**Short exercise**
In the listing below, locate the lines bearing the word "print". Copy every one of them.

**Records for the task**
===============

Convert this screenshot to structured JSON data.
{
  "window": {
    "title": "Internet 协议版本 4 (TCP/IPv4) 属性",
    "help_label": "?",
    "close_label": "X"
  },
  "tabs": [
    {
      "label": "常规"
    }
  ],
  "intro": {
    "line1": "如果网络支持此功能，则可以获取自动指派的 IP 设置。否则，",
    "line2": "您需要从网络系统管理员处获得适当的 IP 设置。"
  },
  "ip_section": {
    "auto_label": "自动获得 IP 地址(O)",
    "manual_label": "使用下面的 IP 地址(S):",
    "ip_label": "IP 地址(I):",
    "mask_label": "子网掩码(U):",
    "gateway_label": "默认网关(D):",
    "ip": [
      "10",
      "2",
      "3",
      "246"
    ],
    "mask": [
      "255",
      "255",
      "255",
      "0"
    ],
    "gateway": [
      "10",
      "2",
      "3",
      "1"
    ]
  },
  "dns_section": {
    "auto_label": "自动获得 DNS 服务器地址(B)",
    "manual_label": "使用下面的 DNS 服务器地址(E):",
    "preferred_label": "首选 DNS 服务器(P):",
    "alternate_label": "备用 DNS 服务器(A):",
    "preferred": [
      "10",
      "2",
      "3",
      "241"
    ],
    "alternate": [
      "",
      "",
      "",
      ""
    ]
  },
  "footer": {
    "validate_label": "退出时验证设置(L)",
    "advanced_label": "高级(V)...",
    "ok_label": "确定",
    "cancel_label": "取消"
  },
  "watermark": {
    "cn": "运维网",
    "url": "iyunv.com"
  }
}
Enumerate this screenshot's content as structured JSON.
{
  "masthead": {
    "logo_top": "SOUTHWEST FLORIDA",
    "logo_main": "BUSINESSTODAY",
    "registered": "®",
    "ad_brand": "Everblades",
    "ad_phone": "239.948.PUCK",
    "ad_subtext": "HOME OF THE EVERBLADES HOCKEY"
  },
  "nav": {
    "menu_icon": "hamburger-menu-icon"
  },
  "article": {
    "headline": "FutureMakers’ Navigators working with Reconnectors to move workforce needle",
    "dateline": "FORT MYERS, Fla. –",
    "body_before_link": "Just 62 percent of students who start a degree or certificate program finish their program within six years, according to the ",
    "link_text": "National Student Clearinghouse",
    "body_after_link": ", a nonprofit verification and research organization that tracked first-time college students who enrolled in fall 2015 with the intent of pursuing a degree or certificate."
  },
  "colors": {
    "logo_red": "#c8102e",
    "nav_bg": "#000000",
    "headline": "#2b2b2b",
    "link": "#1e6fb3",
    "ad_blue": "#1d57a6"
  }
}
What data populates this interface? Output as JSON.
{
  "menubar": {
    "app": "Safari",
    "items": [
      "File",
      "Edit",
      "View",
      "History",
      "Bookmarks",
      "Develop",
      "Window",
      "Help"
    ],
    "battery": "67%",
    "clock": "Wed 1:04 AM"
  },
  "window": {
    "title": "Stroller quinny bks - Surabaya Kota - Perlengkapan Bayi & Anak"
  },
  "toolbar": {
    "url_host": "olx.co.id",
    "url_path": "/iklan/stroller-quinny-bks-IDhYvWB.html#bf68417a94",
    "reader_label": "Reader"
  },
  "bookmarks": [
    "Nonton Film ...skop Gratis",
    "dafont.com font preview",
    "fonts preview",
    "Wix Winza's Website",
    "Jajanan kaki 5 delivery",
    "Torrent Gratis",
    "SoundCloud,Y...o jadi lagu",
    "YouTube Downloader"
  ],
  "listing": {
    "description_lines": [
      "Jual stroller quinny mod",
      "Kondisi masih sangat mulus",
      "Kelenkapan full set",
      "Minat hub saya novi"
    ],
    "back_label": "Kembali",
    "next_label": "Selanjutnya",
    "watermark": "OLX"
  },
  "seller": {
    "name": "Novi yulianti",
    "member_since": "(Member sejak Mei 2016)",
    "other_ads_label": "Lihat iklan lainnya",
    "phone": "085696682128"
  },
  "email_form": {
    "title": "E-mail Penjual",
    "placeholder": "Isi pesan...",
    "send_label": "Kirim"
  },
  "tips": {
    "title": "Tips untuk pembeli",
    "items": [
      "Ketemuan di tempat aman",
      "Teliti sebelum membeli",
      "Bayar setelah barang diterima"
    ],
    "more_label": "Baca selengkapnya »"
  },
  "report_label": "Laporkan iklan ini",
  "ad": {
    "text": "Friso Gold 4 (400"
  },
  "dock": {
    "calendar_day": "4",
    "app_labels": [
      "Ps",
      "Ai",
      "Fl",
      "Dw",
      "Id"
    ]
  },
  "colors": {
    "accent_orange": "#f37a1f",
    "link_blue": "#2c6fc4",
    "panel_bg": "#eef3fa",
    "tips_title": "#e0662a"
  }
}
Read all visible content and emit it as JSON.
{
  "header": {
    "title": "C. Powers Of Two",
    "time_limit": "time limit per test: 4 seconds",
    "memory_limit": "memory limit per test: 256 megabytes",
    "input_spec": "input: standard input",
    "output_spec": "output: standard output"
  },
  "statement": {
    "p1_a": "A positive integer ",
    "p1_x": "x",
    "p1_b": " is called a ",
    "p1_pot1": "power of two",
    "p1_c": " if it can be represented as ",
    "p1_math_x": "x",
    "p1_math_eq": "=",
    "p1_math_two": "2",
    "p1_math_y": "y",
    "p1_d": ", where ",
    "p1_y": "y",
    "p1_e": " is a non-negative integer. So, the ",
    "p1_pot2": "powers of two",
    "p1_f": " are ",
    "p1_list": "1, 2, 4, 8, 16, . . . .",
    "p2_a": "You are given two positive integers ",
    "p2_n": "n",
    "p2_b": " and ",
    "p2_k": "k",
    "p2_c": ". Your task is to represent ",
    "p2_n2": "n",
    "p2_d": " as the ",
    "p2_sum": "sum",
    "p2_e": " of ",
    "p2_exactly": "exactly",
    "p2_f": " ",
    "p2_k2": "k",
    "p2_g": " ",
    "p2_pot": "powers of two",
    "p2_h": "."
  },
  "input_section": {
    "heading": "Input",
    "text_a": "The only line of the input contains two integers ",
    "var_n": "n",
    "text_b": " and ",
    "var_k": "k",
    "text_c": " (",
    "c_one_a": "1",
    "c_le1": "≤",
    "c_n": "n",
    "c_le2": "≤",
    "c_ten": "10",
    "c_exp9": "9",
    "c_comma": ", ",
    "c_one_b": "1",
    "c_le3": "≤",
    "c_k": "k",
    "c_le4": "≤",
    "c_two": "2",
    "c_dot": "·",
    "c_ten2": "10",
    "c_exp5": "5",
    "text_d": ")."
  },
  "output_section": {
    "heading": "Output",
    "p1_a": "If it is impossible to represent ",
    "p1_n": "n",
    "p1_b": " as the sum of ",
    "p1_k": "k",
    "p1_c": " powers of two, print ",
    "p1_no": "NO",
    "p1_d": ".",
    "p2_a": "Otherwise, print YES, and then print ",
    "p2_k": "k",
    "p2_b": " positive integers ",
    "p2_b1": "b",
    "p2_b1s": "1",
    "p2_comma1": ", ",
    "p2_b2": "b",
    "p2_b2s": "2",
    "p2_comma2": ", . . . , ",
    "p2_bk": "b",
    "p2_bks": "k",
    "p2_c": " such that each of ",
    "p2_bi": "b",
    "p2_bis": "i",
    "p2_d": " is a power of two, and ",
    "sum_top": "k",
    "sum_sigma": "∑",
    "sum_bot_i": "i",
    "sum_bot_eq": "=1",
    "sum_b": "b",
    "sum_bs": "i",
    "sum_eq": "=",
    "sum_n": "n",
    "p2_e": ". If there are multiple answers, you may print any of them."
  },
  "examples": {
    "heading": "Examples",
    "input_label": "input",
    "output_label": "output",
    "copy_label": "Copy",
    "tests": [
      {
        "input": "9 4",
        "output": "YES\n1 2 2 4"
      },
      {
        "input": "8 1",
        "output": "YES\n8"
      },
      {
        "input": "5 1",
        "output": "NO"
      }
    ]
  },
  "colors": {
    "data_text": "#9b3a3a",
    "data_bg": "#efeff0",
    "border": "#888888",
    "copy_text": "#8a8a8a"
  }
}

===============

**Expected answer**
    "p1_c": " powers of two, print ",
    "p2_a": "Otherwise, print YES, and then print ",
    "p2_e": ". If there are multiple answers, you may print any of them."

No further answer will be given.